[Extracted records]
::::::::

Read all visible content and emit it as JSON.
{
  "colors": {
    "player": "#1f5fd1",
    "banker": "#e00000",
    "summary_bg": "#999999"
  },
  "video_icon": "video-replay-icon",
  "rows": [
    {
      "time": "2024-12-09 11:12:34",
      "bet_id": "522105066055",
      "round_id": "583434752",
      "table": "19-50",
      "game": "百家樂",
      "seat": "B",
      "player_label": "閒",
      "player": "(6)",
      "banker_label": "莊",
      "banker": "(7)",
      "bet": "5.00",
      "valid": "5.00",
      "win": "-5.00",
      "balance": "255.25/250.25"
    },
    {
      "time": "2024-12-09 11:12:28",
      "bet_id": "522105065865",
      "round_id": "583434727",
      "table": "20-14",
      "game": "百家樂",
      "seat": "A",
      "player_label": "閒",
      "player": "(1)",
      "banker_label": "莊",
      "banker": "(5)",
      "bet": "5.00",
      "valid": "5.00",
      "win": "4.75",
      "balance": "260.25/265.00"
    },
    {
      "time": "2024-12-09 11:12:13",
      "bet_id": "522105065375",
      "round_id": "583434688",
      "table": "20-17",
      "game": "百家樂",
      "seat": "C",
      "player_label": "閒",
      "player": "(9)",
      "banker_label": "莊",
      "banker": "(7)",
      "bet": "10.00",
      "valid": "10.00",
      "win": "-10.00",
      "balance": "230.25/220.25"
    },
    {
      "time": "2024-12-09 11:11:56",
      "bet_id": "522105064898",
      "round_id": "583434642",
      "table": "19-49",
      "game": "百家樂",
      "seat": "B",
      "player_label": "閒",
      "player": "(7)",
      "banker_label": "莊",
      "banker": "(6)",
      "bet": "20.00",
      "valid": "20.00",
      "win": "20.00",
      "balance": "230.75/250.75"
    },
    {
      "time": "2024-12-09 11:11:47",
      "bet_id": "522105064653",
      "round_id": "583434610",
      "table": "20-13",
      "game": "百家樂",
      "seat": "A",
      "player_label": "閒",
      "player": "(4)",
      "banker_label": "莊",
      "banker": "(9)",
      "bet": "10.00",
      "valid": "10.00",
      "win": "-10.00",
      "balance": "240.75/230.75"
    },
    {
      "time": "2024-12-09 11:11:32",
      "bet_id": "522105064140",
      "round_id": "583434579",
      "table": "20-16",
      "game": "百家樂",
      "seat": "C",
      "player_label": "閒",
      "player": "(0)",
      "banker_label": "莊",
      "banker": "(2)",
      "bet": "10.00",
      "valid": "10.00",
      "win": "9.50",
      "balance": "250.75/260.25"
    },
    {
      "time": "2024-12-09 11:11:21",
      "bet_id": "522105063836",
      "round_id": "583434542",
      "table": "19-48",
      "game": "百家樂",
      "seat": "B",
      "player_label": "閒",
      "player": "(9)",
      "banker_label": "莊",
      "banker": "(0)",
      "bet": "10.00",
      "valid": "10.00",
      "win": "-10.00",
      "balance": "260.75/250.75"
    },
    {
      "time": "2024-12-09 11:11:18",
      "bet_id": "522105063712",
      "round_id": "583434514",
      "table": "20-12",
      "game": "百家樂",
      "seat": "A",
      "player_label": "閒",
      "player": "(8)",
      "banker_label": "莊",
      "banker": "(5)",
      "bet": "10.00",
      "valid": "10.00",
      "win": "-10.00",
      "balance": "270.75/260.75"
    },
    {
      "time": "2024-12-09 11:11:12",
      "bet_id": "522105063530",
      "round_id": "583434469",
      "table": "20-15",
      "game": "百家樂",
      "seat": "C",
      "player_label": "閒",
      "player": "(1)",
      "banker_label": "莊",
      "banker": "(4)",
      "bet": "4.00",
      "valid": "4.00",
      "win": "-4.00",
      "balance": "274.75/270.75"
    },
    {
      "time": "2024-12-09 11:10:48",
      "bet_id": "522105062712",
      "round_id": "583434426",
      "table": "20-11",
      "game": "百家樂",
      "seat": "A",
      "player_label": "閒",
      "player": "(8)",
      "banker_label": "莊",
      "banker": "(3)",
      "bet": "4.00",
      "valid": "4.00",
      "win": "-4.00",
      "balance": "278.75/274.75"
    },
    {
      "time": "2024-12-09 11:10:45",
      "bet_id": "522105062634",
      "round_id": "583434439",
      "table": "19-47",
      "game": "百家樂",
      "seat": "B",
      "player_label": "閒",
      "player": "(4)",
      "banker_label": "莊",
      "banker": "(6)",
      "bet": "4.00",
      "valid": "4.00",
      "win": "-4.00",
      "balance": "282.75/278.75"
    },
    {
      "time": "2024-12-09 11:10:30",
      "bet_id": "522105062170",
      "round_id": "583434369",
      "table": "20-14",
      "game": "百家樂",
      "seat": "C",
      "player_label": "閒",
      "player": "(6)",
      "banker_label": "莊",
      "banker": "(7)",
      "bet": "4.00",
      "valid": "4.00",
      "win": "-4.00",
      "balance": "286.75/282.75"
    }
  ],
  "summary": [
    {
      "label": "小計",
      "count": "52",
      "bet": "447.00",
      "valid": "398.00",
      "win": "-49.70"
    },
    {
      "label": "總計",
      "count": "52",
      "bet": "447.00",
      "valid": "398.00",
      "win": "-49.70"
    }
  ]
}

::::::::

Set exercise: Repeat the lines above exactly.

Written answer:
Read all visible content and emit it as JSON.
{
  "colors": {
    "player": "#1f5fd1",
    "banker": "#e00000",
    "summary_bg": "#999999"
  },
  "video_icon": "video-replay-icon",
  "rows": [
    {
      "time": "2024-12-09 11:12:34",
      "bet_id": "522105066055",
      "round_id": "583434752",
      "table": "19-50",
      "game": "百家樂",
      "seat": "B",
      "player_label": "閒",
      "player": "(6)",
      "banker_label": "莊",
      "banker": "(7)",
      "bet": "5.00",
      "valid": "5.00",
      "win": "-5.00",
      "balance": "255.25/250.25"
    },
    {
      "time": "2024-12-09 11:12:28",
      "bet_id": "522105065865",
      "round_id": "583434727",
      "table": "20-14",
      "game": "百家樂",
      "seat": "A",
      "player_label": "閒",
      "player": "(1)",
      "banker_label": "莊",
      "banker": "(5)",
      "bet": "5.00",
      "valid": "5.00",
      "win": "4.75",
      "balance": "260.25/265.00"
    },
    {
      "time": "2024-12-09 11:12:13",
      "bet_id": "522105065375",
      "round_id": "583434688",
      "table": "20-17",
      "game": "百家樂",
      "seat": "C",
      "player_label": "閒",
      "player": "(9)",
      "banker_label": "莊",
      "banker": "(7)",
      "bet": "10.00",
      "valid": "10.00",
      "win": "-10.00",
      "balance": "230.25/220.25"
    },
    {
      "time": "2024-12-09 11:11:56",
      "bet_id": "522105064898",
      "round_id": "583434642",
      "table": "19-49",
      "game": "百家樂",
      "seat": "B",
      "player_label": "閒",
      "player": "(7)",
      "banker_label": "莊",
      "banker": "(6)",
      "bet": "20.00",
      "valid": "20.00",
      "win": "20.00",
      "balance": "230.75/250.75"
    },
    {
      "time": "2024-12-09 11:11:47",
      "bet_id": "522105064653",
      "round_id": "583434610",
      "table": "20-13",
      "game": "百家樂",
      "seat": "A",
      "player_label": "閒",
      "player": "(4)",
      "banker_label": "莊",
      "banker": "(9)",
      "bet": "10.00",
      "valid": "10.00",
      "win": "-10.00",
      "balance": "240.75/230.75"
    },
    {
      "time": "2024-12-09 11:11:32",
      "bet_id": "522105064140",
      "round_id": "583434579",
      "table": "20-16",
      "game": "百家樂",
      "seat": "C",
      "player_label": "閒",
      "player": "(0)",
      "banker_label": "莊",
      "banker": "(2)",
      "bet": "10.00",
      "valid": "10.00",
      "win": "9.50",
      "balance": "250.75/260.25"
    },
    {
      "time": "2024-12-09 11:11:21",
      "bet_id": "522105063836",
      "round_id": "583434542",
      "table": "19-48",
      "game": "百家樂",
      "seat": "B",
      "player_label": "閒",
      "player": "(9)",
      "banker_label": "莊",
      "banker": "(0)",
      "bet": "10.00",
      "valid": "10.00",
      "win": "-10.00",
      "balance": "260.75/250.75"
    },
    {
      "time": "2024-12-09 11:11:18",
      "bet_id": "522105063712",
      "round_id": "583434514",
      "table": "20-12",
      "game": "百家樂",
      "seat": "A",
      "player_label": "閒",
      "player": "(8)",
      "banker_label": "莊",
      "banker": "(5)",
      "bet": "10.00",
      "valid": "10.00",
      "win": "-10.00",
      "balance": "270.75/260.75"
    },
    {
      "time": "2024-12-09 11:11:12",
      "bet_id": "522105063530",
      "round_id": "583434469",
      "table": "20-15",
      "game": "百家樂",
      "seat": "C",
      "player_label": "閒",
      "player": "(1)",
      "banker_label": "莊",
      "banker": "(4)",
      "bet": "4.00",
      "valid": "4.00",
      "win": "-4.00",
      "balance": "274.75/270.75"
    },
    {
      "time": "2024-12-09 11:10:48",
      "bet_id": "522105062712",
      "round_id": "583434426",
      "table": "20-11",
      "game": "百家樂",
      "seat": "A",
      "player_label": "閒",
      "player": "(8)",
      "banker_label": "莊",
      "banker": "(3)",
      "bet": "4.00",
      "valid": "4.00",
      "win": "-4.00",
      "balance": "278.75/274.75"
    },
    {
      "time": "2024-12-09 11:10:45",
      "bet_id": "522105062634",
      "round_id": "583434439",
      "table": "19-47",
      "game": "百家樂",
      "seat": "B",
      "player_label": "閒",
      "player": "(4)",
      "banker_label": "莊",
      "banker": "(6)",
      "bet": "4.00",
      "valid": "4.00",
      "win": "-4.00",
      "balance": "282.75/278.75"
    },
    {
      "time": "2024-12-09 11:10:30",
      "bet_id": "522105062170",
      "round_id": "583434369",
      "table": "20-14",
      "game": "百家樂",
      "seat": "C",
      "player_label": "閒",
      "player": "(6)",
      "banker_label": "莊",
      "banker": "(7)",
      "bet": "4.00",
      "valid": "4.00",
      "win": "-4.00",
      "balance": "286.75/282.75"
    }
  ],
  "summary": [
    {
      "label": "小計",
      "count": "52",
      "bet": "447.00",
      "valid": "398.00",
      "win": "-49.70"
    },
    {
      "label": "總計",
      "count": "52",
      "bet": "447.00",
      "valid": "398.00",
      "win": "-49.70"
    }
  ]
}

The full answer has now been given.